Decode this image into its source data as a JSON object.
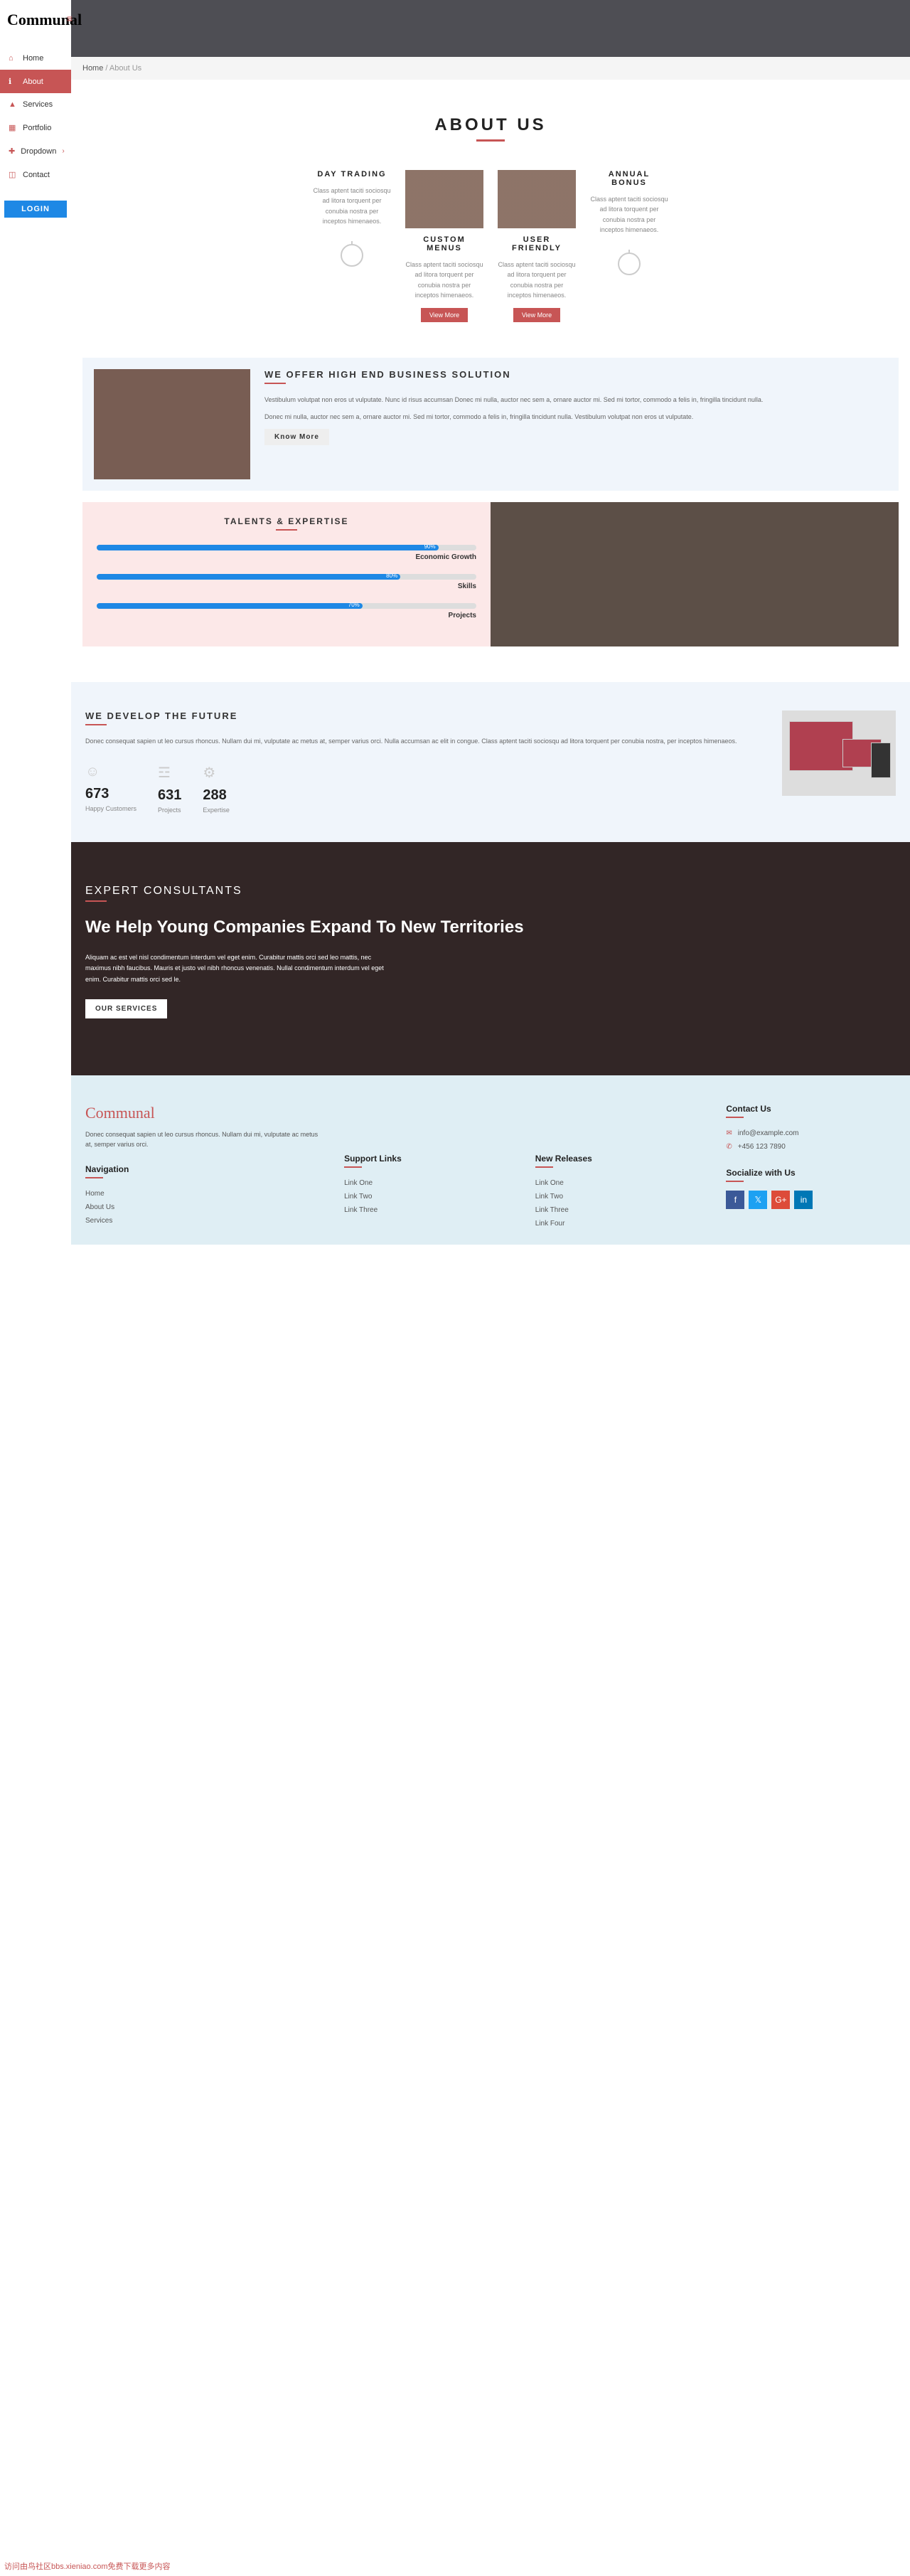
{
  "brand": "Communal",
  "login": "LOGIN",
  "nav": [
    {
      "icon": "⌂",
      "label": "Home",
      "active": false
    },
    {
      "icon": "ℹ",
      "label": "About",
      "active": true
    },
    {
      "icon": "▲",
      "label": "Services",
      "active": false
    },
    {
      "icon": "▦",
      "label": "Portfolio",
      "active": false
    },
    {
      "icon": "✚",
      "label": "Dropdown",
      "active": false,
      "chevron": true
    },
    {
      "icon": "◫",
      "label": "Contact",
      "active": false
    }
  ],
  "breadcrumb": {
    "home": "Home",
    "current": "About Us"
  },
  "about": {
    "title": "ABOUT US",
    "features": [
      {
        "title": "DAY TRADING",
        "text": "Class aptent taciti sociosqu ad litora torquent per conubia nostra per inceptos himenaeos.",
        "hasImg": false,
        "hasIcon": true
      },
      {
        "title": "CUSTOM MENUS",
        "text": "Class aptent taciti sociosqu ad litora torquent per conubia nostra per inceptos himenaeos.",
        "hasImg": true,
        "viewMore": "View More"
      },
      {
        "title": "USER FRIENDLY",
        "text": "Class aptent taciti sociosqu ad litora torquent per conubia nostra per inceptos himenaeos.",
        "hasImg": true,
        "viewMore": "View More"
      },
      {
        "title": "ANNUAL BONUS",
        "text": "Class aptent taciti sociosqu ad litora torquent per conubia nostra per inceptos himenaeos.",
        "hasImg": false,
        "hasIcon": true
      }
    ]
  },
  "solution": {
    "title": "WE OFFER HIGH END BUSINESS SOLUTION",
    "p1": "Vestibulum volutpat non eros ut vulputate. Nunc id risus accumsan Donec mi nulla, auctor nec sem a, ornare auctor mi. Sed mi tortor, commodo a felis in, fringilla tincidunt nulla.",
    "p2": "Donec mi nulla, auctor nec sem a, ornare auctor mi. Sed mi tortor, commodo a felis in, fringilla tincidunt nulla. Vestibulum volutpat non eros ut vulputate.",
    "btn": "Know More"
  },
  "talents": {
    "title": "TALENTS & EXPERTISE",
    "skills": [
      {
        "label": "Economic Growth",
        "pct": 90
      },
      {
        "label": "Skills",
        "pct": 80
      },
      {
        "label": "Projects",
        "pct": 70
      }
    ]
  },
  "develop": {
    "title": "WE DEVELOP THE FUTURE",
    "text": "Donec consequat sapien ut leo cursus rhoncus. Nullam dui mi, vulputate ac metus at, semper varius orci. Nulla accumsan ac elit in congue. Class aptent taciti sociosqu ad litora torquent per conubia nostra, per inceptos himenaeos.",
    "stats": [
      {
        "icon": "☺",
        "num": "673",
        "label": "Happy Customers"
      },
      {
        "icon": "☲",
        "num": "631",
        "label": "Projects"
      },
      {
        "icon": "⚙",
        "num": "288",
        "label": "Expertise"
      }
    ]
  },
  "consultants": {
    "label": "EXPERT CONSULTANTS",
    "title": "We Help Young Companies Expand To New Territories",
    "text": "Aliquam ac est vel nisl condimentum interdum vel eget enim. Curabitur mattis orci sed leo mattis, nec maximus nibh faucibus. Mauris et justo vel nibh rhoncus venenatis. Nullal condimentum interdum vel eget enim. Curabitur mattis orci sed le.",
    "btn": "OUR SERVICES"
  },
  "footer": {
    "logo": "Communal",
    "about": "Donec consequat sapien ut leo cursus rhoncus. Nullam dui mi, vulputate ac metus at, semper varius orci.",
    "navHeading": "Navigation",
    "navLinks": [
      "Home",
      "About Us",
      "Services"
    ],
    "supportHeading": "Support Links",
    "supportLinks": [
      "Link One",
      "Link Two",
      "Link Three"
    ],
    "releasesHeading": "New Releases",
    "releasesLinks": [
      "Link One",
      "Link Two",
      "Link Three",
      "Link Four"
    ],
    "contactHeading": "Contact Us",
    "email": "info@example.com",
    "phone": "+456 123 7890",
    "socialHeading": "Socialize with Us"
  },
  "chart_data": {
    "type": "bar",
    "title": "TALENTS & EXPERTISE",
    "categories": [
      "Economic Growth",
      "Skills",
      "Projects"
    ],
    "values": [
      90,
      80,
      70
    ],
    "xlim": [
      0,
      100
    ],
    "xlabel": "%",
    "ylabel": ""
  },
  "watermark": "访问由鸟社区bbs.xieniao.com免费下载更多内容"
}
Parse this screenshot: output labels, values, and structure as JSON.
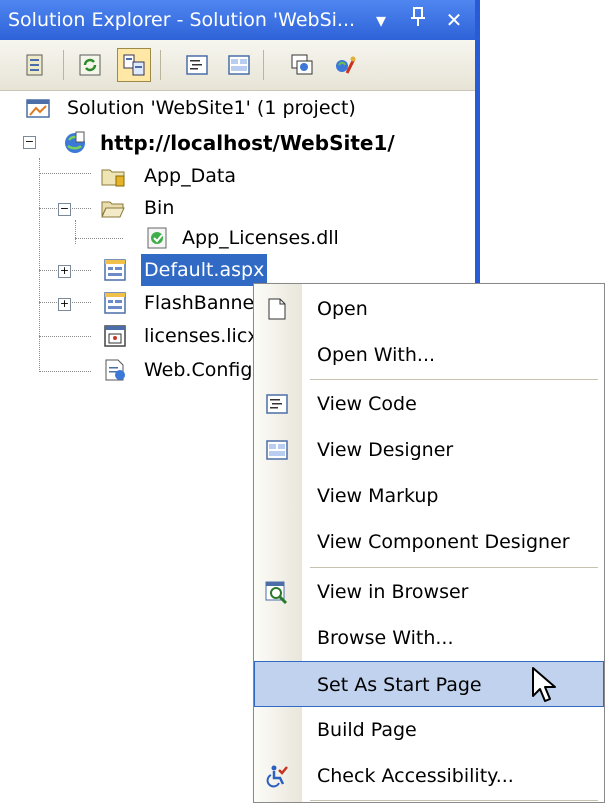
{
  "titlebar": {
    "title": "Solution Explorer - Solution 'WebSi...",
    "dropdown_glyph": "▾",
    "pin_glyph": "ᅮ",
    "close_glyph": "✕"
  },
  "toolbar": {
    "buttons": [
      "properties-icon",
      "refresh-icon",
      "nest-related-files-icon",
      "view-code-icon",
      "view-designer-icon",
      "copy-web-site-icon",
      "asp-net-configuration-icon"
    ],
    "active": "nest-related-files-icon"
  },
  "tree": {
    "solution": "Solution 'WebSite1' (1 project)",
    "project": "http://localhost/WebSite1/",
    "app_data": "App_Data",
    "bin": "Bin",
    "dll": "App_Licenses.dll",
    "default": "Default.aspx",
    "flash": "FlashBanne",
    "licenses": "licenses.licx",
    "webconfig": "Web.Config",
    "expand_minus": "−",
    "expand_plus": "+"
  },
  "menu": {
    "items": [
      "Open",
      "Open With...",
      "View Code",
      "View Designer",
      "View Markup",
      "View Component Designer",
      "View in Browser",
      "Browse With...",
      "Set As Start Page",
      "Build Page",
      "Check Accessibility..."
    ],
    "highlighted": "Set As Start Page"
  },
  "colors": {
    "titlebar": "#2e62d8",
    "selection": "#316ac5",
    "menu_highlight": "#c1d2ee"
  }
}
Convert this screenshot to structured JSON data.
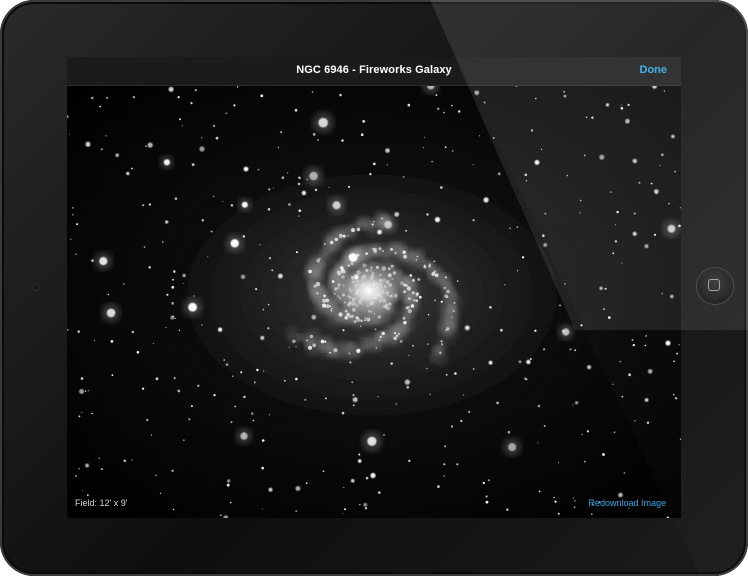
{
  "viewer": {
    "title": "NGC 6946 - Fireworks Galaxy",
    "done_label": "Done",
    "field_text": "Field: 12' x 9'",
    "redownload_label": "Redownload Image"
  },
  "image": {
    "subject": "spiral-galaxy-with-stars",
    "palette": "grayscale"
  },
  "icons": {
    "home_button": "home-square-icon",
    "camera": "front-camera-icon"
  },
  "colors": {
    "accent": "#2fa8e8",
    "navbar": "#1c1c1c",
    "bezel": "#141414"
  }
}
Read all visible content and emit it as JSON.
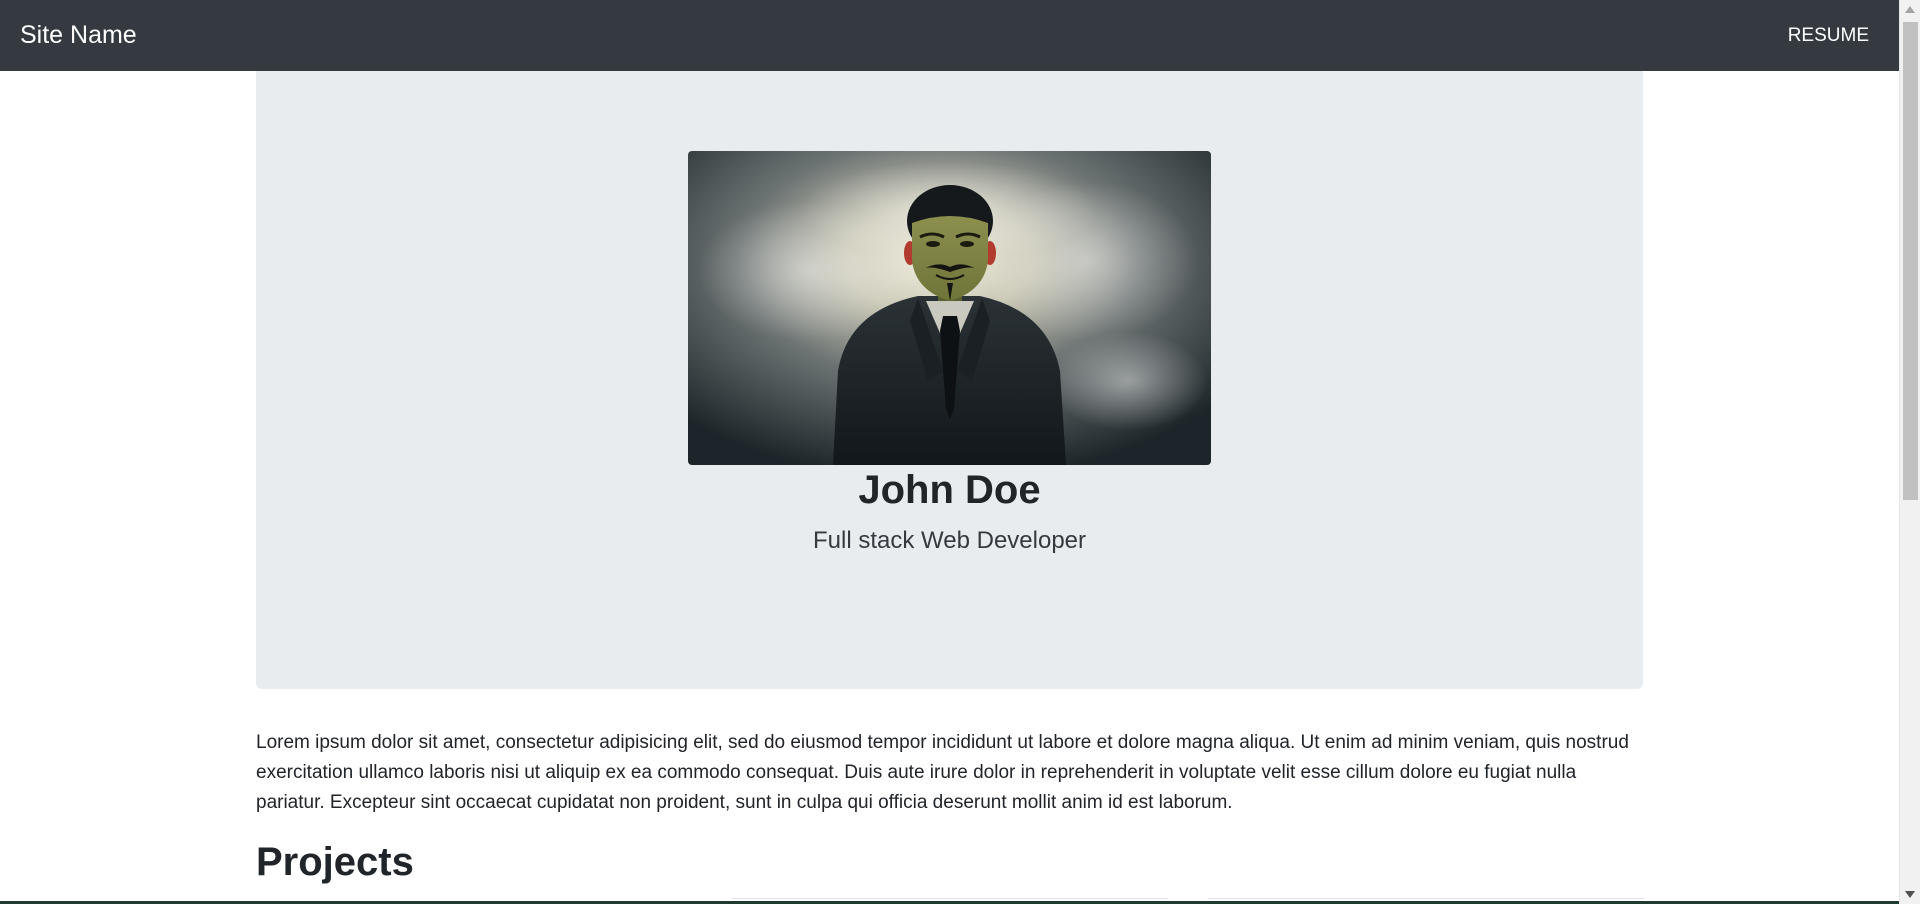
{
  "navbar": {
    "brand": "Site Name",
    "resume_link": "RESUME"
  },
  "hero": {
    "image_alt": "Person in a Guy Fawkes mask and suit surrounded by smoke",
    "name": "John Doe",
    "role": "Full stack Web Developer"
  },
  "intro": {
    "text": "Lorem ipsum dolor sit amet, consectetur adipisicing elit, sed do eiusmod tempor incididunt ut labore et dolore magna aliqua. Ut enim ad minim veniam, quis nostrud exercitation ullamco laboris nisi ut aliquip ex ea commodo consequat. Duis aute irure dolor in reprehenderit in voluptate velit esse cillum dolore eu fugiat nulla pariatur. Excepteur sint occaecat cupidatat non proident, sunt in culpa qui officia deserunt mollit anim id est laborum."
  },
  "projects": {
    "title": "Projects"
  },
  "colors": {
    "navbar": "#343a40",
    "jumbotron": "#e9ecef",
    "text": "#212529"
  }
}
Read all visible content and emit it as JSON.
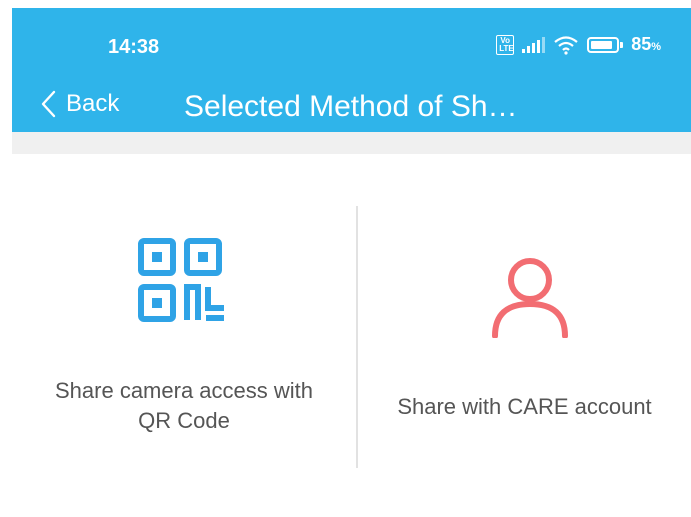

## Description of the task
Verbatim reproduction of every record is required; images are left out.

## Result for this task
Decode this image into its source data as a JSON object.
{
  "brand": "Communal",
  "login": "LOGIN",
  "nav": [
    {
      "icon": "⌂",
      "label": "Home",
      "active": false
    },
    {
      "icon": "ℹ",
      "label": "About",
      "active": true
    },
    {
      "icon": "▲",
      "label": "Services",
      "active": false
    },
    {
      "icon": "▦",
      "label": "Portfolio",
      "active": false
    },
    {
      "icon": "✚",
      "label": "Dropdown",
      "active": false,
      "chevron": true
    },
    {
      "icon": "◫",
      "label": "Contact",
      "active": false
    }
  ],
  "breadcrumb": {
    "home": "Home",
    "current": "About Us"
  },
  "about": {
    "title": "ABOUT US",
    "features": [
      {
        "title": "DAY TRADING",
        "text": "Class aptent taciti sociosqu ad litora torquent per conubia nostra per inceptos himenaeos.",
        "hasImg": false,
        "hasIcon": true
      },
      {
        "title": "CUSTOM MENUS",
        "text": "Class aptent taciti sociosqu ad litora torquent per conubia nostra per inceptos himenaeos.",
        "hasImg": true,
        "viewMore": "View More"
      },
      {
        "title": "USER FRIENDLY",
        "text": "Class aptent taciti sociosqu ad litora torquent per conubia nostra per inceptos himenaeos.",
        "hasImg": true,
        "viewMore": "View More"
      },
      {
        "title": "ANNUAL BONUS",
        "text": "Class aptent taciti sociosqu ad litora torquent per conubia nostra per inceptos himenaeos.",
        "hasImg": false,
        "hasIcon": true
      }
    ]
  },
  "solution": {
    "title": "WE OFFER HIGH END BUSINESS SOLUTION",
    "p1": "Vestibulum volutpat non eros ut vulputate. Nunc id risus accumsan Donec mi nulla, auctor nec sem a, ornare auctor mi. Sed mi tortor, commodo a felis in, fringilla tincidunt nulla.",
    "p2": "Donec mi nulla, auctor nec sem a, ornare auctor mi. Sed mi tortor, commodo a felis in, fringilla tincidunt nulla. Vestibulum volutpat non eros ut vulputate.",
    "btn": "Know More"
  },
  "talents": {
    "title": "TALENTS & EXPERTISE",
    "skills": [
      {
        "label": "Economic Growth",
        "pct": 90
      },
      {
        "label": "Skills",
        "pct": 80
      },
      {
        "label": "Projects",
        "pct": 70
      }
    ]
  },
  "develop": {
    "title": "WE DEVELOP THE FUTURE",
    "text": "Donec consequat sapien ut leo cursus rhoncus. Nullam dui mi, vulputate ac metus at, semper varius orci. Nulla accumsan ac elit in congue. Class aptent taciti sociosqu ad litora torquent per conubia nostra, per inceptos himenaeos.",
    "stats": [
      {
        "icon": "☺",
        "num": "673",
        "label": "Happy Customers"
      },
      {
        "icon": "☲",
        "num": "631",
        "label": "Projects"
      },
      {
        "icon": "⚙",
        "num": "288",
        "label": "Expertise"
      }
    ]
  },
  "consultants": {
    "label": "EXPERT CONSULTANTS",
    "title": "We Help Young Companies Expand To New Territories",
    "text": "Aliquam ac est vel nisl condimentum interdum vel eget enim. Curabitur mattis orci sed leo mattis, nec maximus nibh faucibus. Mauris et justo vel nibh rhoncus venenatis. Nullal condimentum interdum vel eget enim. Curabitur mattis orci sed le.",
    "btn": "OUR SERVICES"
  },
  "footer": {
    "logo": "Communal",
    "about": "Donec consequat sapien ut leo cursus rhoncus. Nullam dui mi, vulputate ac metus at, semper varius orci.",
    "navHeading": "Navigation",
    "navLinks": [
      "Home",
      "About Us",
      "Services"
    ],
    "supportHeading": "Support Links",
    "supportLinks": [
      "Link One",
      "Link Two",
      "Link Three"
    ],
    "releasesHeading": "New Releases",
    "releasesLinks": [
      "Link One",
      "Link Two",
      "Link Three",
      "Link Four"
    ],
    "contactHeading": "Contact Us",
    "email": "info@example.com",
    "phone": "+456 123 7890",
    "socialHeading": "Socialize with Us"
  },
  "chart_data": {
    "type": "bar",
    "title": "TALENTS & EXPERTISE",
    "categories": [
      "Economic Growth",
      "Skills",
      "Projects"
    ],
    "values": [
      90,
      80,
      70
    ],
    "xlim": [
      0,
      100
    ],
    "xlabel": "%",
    "ylabel": ""
  },
  "watermark": "访问由鸟社区bbs.xieniao.com免费下载更多内容"
}
Parse this screenshot: output labels, values, and structure as JSON.
{
  "titlebar": {
    "title": "Solution Explorer - Solution 'WebSi...",
    "dropdown_glyph": "▾",
    "pin_glyph": "ᅮ",
    "close_glyph": "✕"
  },
  "toolbar": {
    "buttons": [
      "properties-icon",
      "refresh-icon",
      "nest-related-files-icon",
      "view-code-icon",
      "view-designer-icon",
      "copy-web-site-icon",
      "asp-net-configuration-icon"
    ],
    "active": "nest-related-files-icon"
  },
  "tree": {
    "solution": "Solution 'WebSite1' (1 project)",
    "project": "http://localhost/WebSite1/",
    "app_data": "App_Data",
    "bin": "Bin",
    "dll": "App_Licenses.dll",
    "default": "Default.aspx",
    "flash": "FlashBanne",
    "licenses": "licenses.licx",
    "webconfig": "Web.Config",
    "expand_minus": "−",
    "expand_plus": "+"
  },
  "menu": {
    "items": [
      "Open",
      "Open With...",
      "View Code",
      "View Designer",
      "View Markup",
      "View Component Designer",
      "View in Browser",
      "Browse With...",
      "Set As Start Page",
      "Build Page",
      "Check Accessibility..."
    ],
    "highlighted": "Set As Start Page"
  },
  "colors": {
    "titlebar": "#2e62d8",
    "selection": "#316ac5",
    "menu_highlight": "#c1d2ee"
  }
}
Convert this screenshot to structured JSON data.
{
  "viewer": {
    "title": "NGC 6946 - Fireworks Galaxy",
    "done_label": "Done",
    "field_text": "Field: 12' x 9'",
    "redownload_label": "Redownload Image"
  },
  "image": {
    "subject": "spiral-galaxy-with-stars",
    "palette": "grayscale"
  },
  "icons": {
    "home_button": "home-square-icon",
    "camera": "front-camera-icon"
  },
  "colors": {
    "accent": "#2fa8e8",
    "navbar": "#1c1c1c",
    "bezel": "#141414"
  }
}
Read all visible content and emit it as JSON.
{
  "navbar": {
    "brand": "Site Name",
    "resume_link": "RESUME"
  },
  "hero": {
    "image_alt": "Person in a Guy Fawkes mask and suit surrounded by smoke",
    "name": "John Doe",
    "role": "Full stack Web Developer"
  },
  "intro": {
    "text": "Lorem ipsum dolor sit amet, consectetur adipisicing elit, sed do eiusmod tempor incididunt ut labore et dolore magna aliqua. Ut enim ad minim veniam, quis nostrud exercitation ullamco laboris nisi ut aliquip ex ea commodo consequat. Duis aute irure dolor in reprehenderit in voluptate velit esse cillum dolore eu fugiat nulla pariatur. Excepteur sint occaecat cupidatat non proident, sunt in culpa qui officia deserunt mollit anim id est laborum."
  },
  "projects": {
    "title": "Projects"
  },
  "colors": {
    "navbar": "#343a40",
    "jumbotron": "#e9ecef",
    "text": "#212529"
  }
}
Read all visible content and emit it as JSON.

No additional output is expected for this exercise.